▶ SOURCE:
= Henry de Rosenbach Walker =

Henry de Rosenbach Walker (30 May 1867 – 31 July 1923) was a British Liberal Party politician and author.

==Background==
He was a son of R. F. Walker of Shooter's Hill, Kent and Marie von Rosenbach, of Karritz, Estonia. He was educated at Winchester School and Trinity College, Cambridge. In 1900 he married Maud Eleanor Chute, of Basingstoke. They had three daughters.

==Career==
He worked as a clerk in the Foreign Office from 1889 to 1892. He travelled extensively in Russia, Central Asia, the Far East, North America, the West Indies, and the Antipodes. From his travels he had two books published; Australasian Democracy in 1897 and The West Indies and the Empire in 1901. He stood as a Liberal candidate for parliament on four occasions. First he contested a Liberal seat, the Stowmarket division of Suffolk in 1895, losing to the Conservatives. He then contested the marginal dual member seat of Plymouth in 1900 and finished in fourth place. He was then elected Liberal MP for the Melton Division of Leicestershire in 1906, gaining the seat from the Conservatives.

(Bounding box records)
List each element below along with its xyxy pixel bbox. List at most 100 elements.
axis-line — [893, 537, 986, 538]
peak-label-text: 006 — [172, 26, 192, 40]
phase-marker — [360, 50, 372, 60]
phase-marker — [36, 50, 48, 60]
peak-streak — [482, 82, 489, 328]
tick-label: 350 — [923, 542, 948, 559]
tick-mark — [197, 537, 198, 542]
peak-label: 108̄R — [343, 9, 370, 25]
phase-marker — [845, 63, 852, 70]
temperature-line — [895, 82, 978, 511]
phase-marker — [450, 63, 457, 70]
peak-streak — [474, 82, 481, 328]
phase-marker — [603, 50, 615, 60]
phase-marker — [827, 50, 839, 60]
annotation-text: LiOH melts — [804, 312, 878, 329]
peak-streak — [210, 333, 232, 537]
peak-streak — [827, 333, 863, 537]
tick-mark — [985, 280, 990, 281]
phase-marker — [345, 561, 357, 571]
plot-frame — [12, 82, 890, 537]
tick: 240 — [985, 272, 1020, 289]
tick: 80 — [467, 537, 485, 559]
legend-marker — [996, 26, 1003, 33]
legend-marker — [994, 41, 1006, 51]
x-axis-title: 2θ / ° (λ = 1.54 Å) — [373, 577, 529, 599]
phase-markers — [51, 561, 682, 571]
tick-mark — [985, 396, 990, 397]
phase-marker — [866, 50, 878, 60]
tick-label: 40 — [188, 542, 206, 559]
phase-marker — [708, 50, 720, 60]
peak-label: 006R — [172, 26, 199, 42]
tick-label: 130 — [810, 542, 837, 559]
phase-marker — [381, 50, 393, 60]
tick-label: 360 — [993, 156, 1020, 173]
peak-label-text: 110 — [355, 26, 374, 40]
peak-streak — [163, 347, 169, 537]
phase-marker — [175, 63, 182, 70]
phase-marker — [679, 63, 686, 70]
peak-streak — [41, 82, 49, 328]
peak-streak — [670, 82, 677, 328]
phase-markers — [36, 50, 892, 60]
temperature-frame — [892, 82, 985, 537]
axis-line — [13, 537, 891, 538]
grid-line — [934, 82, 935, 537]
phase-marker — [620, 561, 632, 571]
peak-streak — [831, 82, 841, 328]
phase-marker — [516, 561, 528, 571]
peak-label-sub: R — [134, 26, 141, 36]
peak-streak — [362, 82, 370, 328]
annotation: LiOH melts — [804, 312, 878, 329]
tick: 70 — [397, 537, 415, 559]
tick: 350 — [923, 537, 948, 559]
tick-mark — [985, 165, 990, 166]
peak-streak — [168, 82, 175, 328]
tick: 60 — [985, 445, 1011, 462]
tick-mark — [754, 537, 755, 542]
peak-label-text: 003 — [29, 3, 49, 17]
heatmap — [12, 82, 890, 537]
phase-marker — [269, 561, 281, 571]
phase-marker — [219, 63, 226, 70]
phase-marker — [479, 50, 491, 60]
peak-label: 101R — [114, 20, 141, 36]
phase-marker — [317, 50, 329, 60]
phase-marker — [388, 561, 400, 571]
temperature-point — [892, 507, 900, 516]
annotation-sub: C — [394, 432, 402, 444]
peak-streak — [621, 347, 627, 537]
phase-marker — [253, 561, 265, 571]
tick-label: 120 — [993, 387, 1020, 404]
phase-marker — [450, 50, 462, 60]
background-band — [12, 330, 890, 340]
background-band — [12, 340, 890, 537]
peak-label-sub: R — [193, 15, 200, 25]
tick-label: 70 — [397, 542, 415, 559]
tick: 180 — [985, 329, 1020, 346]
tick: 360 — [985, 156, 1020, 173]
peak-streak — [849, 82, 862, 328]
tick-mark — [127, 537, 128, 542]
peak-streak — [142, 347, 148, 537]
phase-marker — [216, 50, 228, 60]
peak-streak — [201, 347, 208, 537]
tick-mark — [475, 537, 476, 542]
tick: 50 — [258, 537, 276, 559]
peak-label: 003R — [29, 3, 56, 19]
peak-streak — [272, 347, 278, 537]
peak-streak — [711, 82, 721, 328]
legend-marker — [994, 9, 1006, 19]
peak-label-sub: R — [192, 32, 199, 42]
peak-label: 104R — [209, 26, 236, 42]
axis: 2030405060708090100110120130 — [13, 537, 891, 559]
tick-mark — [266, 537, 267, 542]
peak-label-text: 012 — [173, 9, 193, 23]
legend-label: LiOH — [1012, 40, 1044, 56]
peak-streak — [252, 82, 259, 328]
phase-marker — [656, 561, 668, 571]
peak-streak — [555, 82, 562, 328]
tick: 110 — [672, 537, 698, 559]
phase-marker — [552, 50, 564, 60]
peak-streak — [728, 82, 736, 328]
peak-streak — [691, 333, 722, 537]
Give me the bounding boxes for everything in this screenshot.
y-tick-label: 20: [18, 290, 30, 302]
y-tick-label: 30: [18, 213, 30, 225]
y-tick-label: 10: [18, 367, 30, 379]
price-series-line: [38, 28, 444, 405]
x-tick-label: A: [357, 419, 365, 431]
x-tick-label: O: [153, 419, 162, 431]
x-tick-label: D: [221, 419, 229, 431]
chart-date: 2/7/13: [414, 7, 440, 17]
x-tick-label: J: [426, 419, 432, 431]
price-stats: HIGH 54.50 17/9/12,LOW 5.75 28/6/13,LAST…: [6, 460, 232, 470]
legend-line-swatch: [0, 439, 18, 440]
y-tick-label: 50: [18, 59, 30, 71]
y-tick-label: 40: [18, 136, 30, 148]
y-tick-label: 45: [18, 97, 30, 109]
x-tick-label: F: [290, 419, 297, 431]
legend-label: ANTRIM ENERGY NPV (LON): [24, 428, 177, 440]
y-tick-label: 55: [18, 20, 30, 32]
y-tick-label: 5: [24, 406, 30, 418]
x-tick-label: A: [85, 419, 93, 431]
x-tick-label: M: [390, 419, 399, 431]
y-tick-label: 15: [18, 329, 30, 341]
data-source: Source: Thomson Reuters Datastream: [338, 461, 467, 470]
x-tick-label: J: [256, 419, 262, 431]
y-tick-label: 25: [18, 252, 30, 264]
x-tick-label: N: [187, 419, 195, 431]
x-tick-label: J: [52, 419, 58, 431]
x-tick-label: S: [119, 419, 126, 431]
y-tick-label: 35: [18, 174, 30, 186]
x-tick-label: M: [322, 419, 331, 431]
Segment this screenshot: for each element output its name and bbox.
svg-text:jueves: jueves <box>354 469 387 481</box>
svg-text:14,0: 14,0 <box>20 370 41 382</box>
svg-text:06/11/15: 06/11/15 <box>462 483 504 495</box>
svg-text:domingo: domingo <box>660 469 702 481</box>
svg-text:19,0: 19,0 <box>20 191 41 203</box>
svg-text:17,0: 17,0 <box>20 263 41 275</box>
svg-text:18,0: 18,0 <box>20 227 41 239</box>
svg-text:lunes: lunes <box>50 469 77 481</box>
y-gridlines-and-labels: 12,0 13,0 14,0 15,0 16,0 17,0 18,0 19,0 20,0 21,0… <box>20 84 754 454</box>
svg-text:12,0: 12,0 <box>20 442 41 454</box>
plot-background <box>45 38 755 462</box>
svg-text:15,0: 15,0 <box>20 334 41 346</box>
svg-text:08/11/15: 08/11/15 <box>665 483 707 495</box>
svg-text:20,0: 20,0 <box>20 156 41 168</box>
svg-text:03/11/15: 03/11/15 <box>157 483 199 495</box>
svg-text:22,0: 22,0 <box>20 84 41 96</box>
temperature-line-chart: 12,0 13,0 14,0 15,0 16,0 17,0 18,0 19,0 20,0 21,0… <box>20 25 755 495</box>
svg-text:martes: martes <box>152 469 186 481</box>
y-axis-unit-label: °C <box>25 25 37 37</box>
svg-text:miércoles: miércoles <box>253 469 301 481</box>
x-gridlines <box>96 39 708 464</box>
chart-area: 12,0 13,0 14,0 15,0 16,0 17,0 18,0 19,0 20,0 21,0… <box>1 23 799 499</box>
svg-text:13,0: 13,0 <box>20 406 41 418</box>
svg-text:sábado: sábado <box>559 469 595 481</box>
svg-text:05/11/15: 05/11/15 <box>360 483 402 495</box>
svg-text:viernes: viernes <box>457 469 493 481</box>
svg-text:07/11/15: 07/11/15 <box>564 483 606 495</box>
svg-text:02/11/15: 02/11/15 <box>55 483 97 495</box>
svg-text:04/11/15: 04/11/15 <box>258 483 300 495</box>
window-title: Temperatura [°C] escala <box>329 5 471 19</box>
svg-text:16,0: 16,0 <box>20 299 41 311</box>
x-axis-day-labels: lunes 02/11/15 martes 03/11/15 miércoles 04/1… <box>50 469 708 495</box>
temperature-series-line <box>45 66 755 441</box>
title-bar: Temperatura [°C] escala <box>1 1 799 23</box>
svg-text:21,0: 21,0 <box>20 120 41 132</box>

▶ PROBLEMS TO SOLVE:
**a)** According to the biography of Henry de Rosenbach Walker, what job did he hold at the Foreign Office from 1889 to 1892?
**b)** Carry the biography of Henry de Rosenbach Walker forward from its final sentence.

▶ ANSWERS FOR THE TASKS:
**a)** He worked there as a clerk.

**b)**
General election 1906: Melton Electorate 15,815
| Party |  | Candidate | Votes | % | ±% |
|---|---|---|---|---|---|
|  | Liberal | Henry de Rosenbach Walker | 7,800 | 56.4 | +8.2 |
|  | Conservative | Arthur Hazlerigg | 6,033 | 43.6 | −8.2 |
| Majority |  |  | 1,767 | 12.8 | 16.4 |
| Turnout |  |  |  | 87.5 | +7.5 |
|  | Liberal gain from Conservative |  | Swing | +8.2 |  |

This was the first occasion that Melton had been won by a Liberal since it was created in 1885. He successfully defended Melton at the general election of January 1910 by a majority of just 123 votes. However, he chose not to defend his seat at the December 1910 General Election. He did not stand for parliament again. He was elected to the London County Council as a Liberal Party backed Progressive candidate for St Pancras East in 1913. He was made a Member of the London War Pensions Committee in 1916. He served one full term as a Councillor until he was appointed an Alderman in 1919. He served as an Alderman until his death. In 1914 he had published The Need for the Parliament Act.

==Sources==
- Who Was Who
- British parliamentary election results 1885–1918, Craig, F. W. S.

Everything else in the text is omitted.